── EXERCISE DATA
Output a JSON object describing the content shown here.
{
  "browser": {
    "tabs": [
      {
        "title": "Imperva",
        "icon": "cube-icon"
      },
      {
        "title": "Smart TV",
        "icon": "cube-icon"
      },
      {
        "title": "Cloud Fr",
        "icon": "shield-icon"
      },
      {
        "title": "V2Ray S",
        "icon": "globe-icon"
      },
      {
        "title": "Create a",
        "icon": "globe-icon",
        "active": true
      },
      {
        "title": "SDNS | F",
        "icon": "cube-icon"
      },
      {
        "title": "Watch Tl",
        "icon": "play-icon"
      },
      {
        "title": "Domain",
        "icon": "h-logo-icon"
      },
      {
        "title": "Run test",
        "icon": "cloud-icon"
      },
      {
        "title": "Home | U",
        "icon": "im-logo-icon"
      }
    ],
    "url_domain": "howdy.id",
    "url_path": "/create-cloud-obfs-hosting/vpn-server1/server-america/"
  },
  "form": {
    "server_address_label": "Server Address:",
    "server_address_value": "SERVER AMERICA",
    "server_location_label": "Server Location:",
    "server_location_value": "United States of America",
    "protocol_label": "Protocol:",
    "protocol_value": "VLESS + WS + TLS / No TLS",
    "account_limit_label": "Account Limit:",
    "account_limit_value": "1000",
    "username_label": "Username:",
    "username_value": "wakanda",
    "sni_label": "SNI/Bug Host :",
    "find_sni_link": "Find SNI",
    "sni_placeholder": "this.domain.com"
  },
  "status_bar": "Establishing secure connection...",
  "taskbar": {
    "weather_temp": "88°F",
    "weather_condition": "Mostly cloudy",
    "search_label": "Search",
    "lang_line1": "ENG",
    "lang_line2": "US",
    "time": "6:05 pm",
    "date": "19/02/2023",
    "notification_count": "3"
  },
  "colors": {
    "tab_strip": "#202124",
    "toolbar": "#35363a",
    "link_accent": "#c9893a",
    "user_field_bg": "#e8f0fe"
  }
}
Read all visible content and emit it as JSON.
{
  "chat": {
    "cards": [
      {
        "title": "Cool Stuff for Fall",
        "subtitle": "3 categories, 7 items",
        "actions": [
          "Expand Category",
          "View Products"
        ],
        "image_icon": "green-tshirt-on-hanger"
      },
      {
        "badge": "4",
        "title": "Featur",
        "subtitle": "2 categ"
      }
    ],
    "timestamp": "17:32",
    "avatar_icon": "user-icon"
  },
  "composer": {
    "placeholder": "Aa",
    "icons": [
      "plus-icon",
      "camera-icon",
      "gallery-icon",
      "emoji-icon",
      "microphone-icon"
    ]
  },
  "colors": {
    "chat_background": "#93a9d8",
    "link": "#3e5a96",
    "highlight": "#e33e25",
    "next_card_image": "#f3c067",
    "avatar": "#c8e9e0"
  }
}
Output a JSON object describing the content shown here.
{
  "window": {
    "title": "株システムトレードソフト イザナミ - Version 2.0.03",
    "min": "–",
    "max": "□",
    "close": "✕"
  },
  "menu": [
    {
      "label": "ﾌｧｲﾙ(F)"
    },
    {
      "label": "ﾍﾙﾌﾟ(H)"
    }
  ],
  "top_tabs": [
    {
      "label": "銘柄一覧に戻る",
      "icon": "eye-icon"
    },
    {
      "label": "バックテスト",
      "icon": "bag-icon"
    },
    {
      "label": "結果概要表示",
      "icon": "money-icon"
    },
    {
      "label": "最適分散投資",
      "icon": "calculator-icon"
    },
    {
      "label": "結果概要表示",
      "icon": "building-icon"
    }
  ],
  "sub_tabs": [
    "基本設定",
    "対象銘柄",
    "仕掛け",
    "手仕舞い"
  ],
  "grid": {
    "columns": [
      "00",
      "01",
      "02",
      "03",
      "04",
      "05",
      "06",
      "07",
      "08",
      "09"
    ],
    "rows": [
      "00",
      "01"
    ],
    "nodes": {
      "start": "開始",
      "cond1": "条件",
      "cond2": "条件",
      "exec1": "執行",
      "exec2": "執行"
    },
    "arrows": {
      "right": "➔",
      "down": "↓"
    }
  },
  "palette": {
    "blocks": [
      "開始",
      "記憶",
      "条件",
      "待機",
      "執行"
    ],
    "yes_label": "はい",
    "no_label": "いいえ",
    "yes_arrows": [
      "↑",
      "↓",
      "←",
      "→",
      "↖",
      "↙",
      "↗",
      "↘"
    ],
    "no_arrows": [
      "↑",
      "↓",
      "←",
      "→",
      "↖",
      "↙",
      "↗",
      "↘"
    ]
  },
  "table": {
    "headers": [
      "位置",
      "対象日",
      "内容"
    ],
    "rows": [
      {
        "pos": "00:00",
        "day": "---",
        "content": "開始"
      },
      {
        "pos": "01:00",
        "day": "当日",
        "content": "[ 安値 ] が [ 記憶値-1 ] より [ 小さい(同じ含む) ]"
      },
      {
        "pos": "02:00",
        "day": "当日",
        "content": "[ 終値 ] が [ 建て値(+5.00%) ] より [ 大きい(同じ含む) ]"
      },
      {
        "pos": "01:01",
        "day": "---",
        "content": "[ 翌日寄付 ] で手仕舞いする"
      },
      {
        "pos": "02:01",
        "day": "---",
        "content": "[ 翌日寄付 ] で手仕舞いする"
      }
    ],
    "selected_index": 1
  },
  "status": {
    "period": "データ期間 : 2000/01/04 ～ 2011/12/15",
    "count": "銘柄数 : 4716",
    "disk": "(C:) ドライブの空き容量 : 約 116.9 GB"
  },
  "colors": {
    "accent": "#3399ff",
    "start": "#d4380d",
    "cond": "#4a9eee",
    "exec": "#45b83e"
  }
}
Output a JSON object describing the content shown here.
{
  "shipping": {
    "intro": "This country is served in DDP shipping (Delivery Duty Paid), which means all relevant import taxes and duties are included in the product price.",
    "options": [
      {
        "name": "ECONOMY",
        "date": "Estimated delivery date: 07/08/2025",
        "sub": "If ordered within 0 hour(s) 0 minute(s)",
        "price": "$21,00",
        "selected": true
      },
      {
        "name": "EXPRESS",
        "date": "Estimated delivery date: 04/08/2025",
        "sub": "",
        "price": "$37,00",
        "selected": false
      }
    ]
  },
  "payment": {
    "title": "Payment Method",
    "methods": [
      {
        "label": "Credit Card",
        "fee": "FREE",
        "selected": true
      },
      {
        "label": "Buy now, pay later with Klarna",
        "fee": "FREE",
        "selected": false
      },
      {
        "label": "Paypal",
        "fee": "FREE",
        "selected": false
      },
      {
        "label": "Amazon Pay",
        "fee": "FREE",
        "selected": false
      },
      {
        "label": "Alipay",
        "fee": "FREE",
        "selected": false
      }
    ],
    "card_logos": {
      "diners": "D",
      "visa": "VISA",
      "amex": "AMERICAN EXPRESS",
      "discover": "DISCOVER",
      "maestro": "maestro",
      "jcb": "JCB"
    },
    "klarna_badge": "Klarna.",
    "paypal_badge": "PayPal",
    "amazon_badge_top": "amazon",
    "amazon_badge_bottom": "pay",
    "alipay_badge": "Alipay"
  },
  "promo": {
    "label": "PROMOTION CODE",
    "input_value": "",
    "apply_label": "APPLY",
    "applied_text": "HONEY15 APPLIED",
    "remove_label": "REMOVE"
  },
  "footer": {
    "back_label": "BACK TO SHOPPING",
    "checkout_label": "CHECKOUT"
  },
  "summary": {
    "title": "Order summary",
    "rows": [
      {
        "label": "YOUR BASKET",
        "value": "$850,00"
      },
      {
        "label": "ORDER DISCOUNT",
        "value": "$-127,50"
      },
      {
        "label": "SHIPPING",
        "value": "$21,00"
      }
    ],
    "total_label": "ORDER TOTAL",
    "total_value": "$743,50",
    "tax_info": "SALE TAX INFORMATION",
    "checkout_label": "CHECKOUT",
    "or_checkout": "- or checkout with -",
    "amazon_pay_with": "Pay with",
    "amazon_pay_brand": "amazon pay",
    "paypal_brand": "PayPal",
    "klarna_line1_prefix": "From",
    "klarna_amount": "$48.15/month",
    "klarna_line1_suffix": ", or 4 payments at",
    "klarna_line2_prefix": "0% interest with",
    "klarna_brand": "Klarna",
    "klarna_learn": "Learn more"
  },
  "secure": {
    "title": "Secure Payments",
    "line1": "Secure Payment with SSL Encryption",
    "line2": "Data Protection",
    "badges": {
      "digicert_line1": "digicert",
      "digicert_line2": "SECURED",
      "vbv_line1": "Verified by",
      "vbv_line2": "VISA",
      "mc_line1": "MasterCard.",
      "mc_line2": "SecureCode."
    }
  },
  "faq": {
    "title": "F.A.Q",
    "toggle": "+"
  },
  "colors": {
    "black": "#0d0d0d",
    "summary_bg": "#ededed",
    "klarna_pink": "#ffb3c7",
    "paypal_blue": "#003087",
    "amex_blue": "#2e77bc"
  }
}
────
TASK TO COMPLETE: Each line holding "同じ含む" must be found and copied.

TASK SOLUTION:
        "content": "[ 安値 ] が [ 記憶値-1 ] より [ 小さい(同じ含む) ]"
        "content": "[ 終値 ] が [ 建て値(+5.00%) ] より [ 大きい(同じ含む) ]"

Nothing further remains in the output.